Given data:
========================

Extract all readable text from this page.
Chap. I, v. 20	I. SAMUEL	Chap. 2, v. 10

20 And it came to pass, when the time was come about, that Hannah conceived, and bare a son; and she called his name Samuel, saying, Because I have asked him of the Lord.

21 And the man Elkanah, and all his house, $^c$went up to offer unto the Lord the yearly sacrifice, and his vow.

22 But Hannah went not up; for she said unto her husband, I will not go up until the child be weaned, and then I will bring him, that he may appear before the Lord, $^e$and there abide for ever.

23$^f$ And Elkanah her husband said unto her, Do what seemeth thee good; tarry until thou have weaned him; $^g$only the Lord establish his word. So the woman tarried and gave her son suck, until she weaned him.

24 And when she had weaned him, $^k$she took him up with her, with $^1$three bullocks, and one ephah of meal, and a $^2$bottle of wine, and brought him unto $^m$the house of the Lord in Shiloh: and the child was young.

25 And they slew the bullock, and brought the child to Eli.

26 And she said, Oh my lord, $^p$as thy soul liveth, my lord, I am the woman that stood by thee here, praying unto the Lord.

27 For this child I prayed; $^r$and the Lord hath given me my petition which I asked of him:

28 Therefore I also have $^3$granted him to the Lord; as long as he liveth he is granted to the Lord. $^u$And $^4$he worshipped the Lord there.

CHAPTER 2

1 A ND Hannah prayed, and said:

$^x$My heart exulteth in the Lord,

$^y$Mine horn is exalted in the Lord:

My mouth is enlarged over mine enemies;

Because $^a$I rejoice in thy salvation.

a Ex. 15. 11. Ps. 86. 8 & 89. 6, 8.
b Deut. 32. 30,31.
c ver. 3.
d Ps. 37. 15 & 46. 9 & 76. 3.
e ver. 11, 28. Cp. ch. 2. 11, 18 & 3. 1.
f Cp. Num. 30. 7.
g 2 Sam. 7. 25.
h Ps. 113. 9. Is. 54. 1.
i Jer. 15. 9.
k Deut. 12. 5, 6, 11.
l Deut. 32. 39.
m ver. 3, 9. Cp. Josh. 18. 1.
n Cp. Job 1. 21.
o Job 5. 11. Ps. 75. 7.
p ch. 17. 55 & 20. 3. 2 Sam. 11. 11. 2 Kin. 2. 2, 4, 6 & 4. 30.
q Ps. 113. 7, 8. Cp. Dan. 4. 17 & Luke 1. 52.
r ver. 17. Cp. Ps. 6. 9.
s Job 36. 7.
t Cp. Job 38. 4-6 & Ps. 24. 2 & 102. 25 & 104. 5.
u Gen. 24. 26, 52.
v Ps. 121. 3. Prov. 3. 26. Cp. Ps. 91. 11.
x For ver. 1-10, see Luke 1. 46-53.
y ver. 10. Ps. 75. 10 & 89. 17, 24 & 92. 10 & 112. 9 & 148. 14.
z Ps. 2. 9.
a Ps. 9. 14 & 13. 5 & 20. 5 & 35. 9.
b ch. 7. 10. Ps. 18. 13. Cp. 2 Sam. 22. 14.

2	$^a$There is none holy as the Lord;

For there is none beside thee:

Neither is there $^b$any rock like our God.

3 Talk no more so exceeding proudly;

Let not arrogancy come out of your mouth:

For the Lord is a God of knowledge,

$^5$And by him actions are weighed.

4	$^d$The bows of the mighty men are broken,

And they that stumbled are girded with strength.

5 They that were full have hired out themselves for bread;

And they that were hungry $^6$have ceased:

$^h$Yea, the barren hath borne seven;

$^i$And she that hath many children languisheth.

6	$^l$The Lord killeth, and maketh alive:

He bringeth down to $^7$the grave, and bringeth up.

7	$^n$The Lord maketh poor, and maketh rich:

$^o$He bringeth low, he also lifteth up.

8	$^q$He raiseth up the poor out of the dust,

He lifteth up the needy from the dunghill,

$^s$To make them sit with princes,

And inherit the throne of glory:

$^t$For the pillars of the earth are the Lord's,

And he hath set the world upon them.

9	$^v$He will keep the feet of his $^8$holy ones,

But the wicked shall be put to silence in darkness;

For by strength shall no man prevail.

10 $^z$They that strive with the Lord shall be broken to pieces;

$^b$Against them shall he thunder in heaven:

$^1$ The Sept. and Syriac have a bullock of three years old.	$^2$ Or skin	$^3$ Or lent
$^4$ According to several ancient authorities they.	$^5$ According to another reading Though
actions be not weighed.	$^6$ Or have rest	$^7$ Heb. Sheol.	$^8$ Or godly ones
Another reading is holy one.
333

========================

Problem details:
All of the lines above must be returned exactly.

The output:
Extract all readable text from this page.
Chap. I, v. 20	I. SAMUEL	Chap. 2, v. 10

20 And it came to pass, when the time was come about, that Hannah conceived, and bare a son; and she called his name Samuel, saying, Because I have asked him of the Lord.

21 And the man Elkanah, and all his house, $^c$went up to offer unto the Lord the yearly sacrifice, and his vow.

22 But Hannah went not up; for she said unto her husband, I will not go up until the child be weaned, and then I will bring him, that he may appear before the Lord, $^e$and there abide for ever.

23$^f$ And Elkanah her husband said unto her, Do what seemeth thee good; tarry until thou have weaned him; $^g$only the Lord establish his word. So the woman tarried and gave her son suck, until she weaned him.

24 And when she had weaned him, $^k$she took him up with her, with $^1$three bullocks, and one ephah of meal, and a $^2$bottle of wine, and brought him unto $^m$the house of the Lord in Shiloh: and the child was young.

25 And they slew the bullock, and brought the child to Eli.

26 And she said, Oh my lord, $^p$as thy soul liveth, my lord, I am the woman that stood by thee here, praying unto the Lord.

27 For this child I prayed; $^r$and the Lord hath given me my petition which I asked of him:

28 Therefore I also have $^3$granted him to the Lord; as long as he liveth he is granted to the Lord. $^u$And $^4$he worshipped the Lord there.

CHAPTER 2

1 A ND Hannah prayed, and said:

$^x$My heart exulteth in the Lord,

$^y$Mine horn is exalted in the Lord:

My mouth is enlarged over mine enemies;

Because $^a$I rejoice in thy salvation.

a Ex. 15. 11. Ps. 86. 8 & 89. 6, 8.
b Deut. 32. 30,31.
c ver. 3.
d Ps. 37. 15 & 46. 9 & 76. 3.
e ver. 11, 28. Cp. ch. 2. 11, 18 & 3. 1.
f Cp. Num. 30. 7.
g 2 Sam. 7. 25.
h Ps. 113. 9. Is. 54. 1.
i Jer. 15. 9.
k Deut. 12. 5, 6, 11.
l Deut. 32. 39.
m ver. 3, 9. Cp. Josh. 18. 1.
n Cp. Job 1. 21.
o Job 5. 11. Ps. 75. 7.
p ch. 17. 55 & 20. 3. 2 Sam. 11. 11. 2 Kin. 2. 2, 4, 6 & 4. 30.
q Ps. 113. 7, 8. Cp. Dan. 4. 17 & Luke 1. 52.
r ver. 17. Cp. Ps. 6. 9.
s Job 36. 7.
t Cp. Job 38. 4-6 & Ps. 24. 2 & 102. 25 & 104. 5.
u Gen. 24. 26, 52.
v Ps. 121. 3. Prov. 3. 26. Cp. Ps. 91. 11.
x For ver. 1-10, see Luke 1. 46-53.
y ver. 10. Ps. 75. 10 & 89. 17, 24 & 92. 10 & 112. 9 & 148. 14.
z Ps. 2. 9.
a Ps. 9. 14 & 13. 5 & 20. 5 & 35. 9.
b ch. 7. 10. Ps. 18. 13. Cp. 2 Sam. 22. 14.

2	$^a$There is none holy as the Lord;

For there is none beside thee:

Neither is there $^b$any rock like our God.

3 Talk no more so exceeding proudly;

Let not arrogancy come out of your mouth:

For the Lord is a God of knowledge,

$^5$And by him actions are weighed.

4	$^d$The bows of the mighty men are broken,

And they that stumbled are girded with strength.

5 They that were full have hired out themselves for bread;

And they that were hungry $^6$have ceased:

$^h$Yea, the barren hath borne seven;

$^i$And she that hath many children languisheth.

6	$^l$The Lord killeth, and maketh alive:

He bringeth down to $^7$the grave, and bringeth up.

7	$^n$The Lord maketh poor, and maketh rich:

$^o$He bringeth low, he also lifteth up.

8	$^q$He raiseth up the poor out of the dust,

He lifteth up the needy from the dunghill,

$^s$To make them sit with princes,

And inherit the throne of glory:

$^t$For the pillars of the earth are the Lord's,

And he hath set the world upon them.

9	$^v$He will keep the feet of his $^8$holy ones,

But the wicked shall be put to silence in darkness;

For by strength shall no man prevail.

10 $^z$They that strive with the Lord shall be broken to pieces;

$^b$Against them shall he thunder in heaven:

$^1$ The Sept. and Syriac have a bullock of three years old.	$^2$ Or skin	$^3$ Or lent
$^4$ According to several ancient authorities they.	$^5$ According to another reading Though
actions be not weighed.	$^6$ Or have rest	$^7$ Heb. Sheol.	$^8$ Or godly ones
Another reading is holy one.
333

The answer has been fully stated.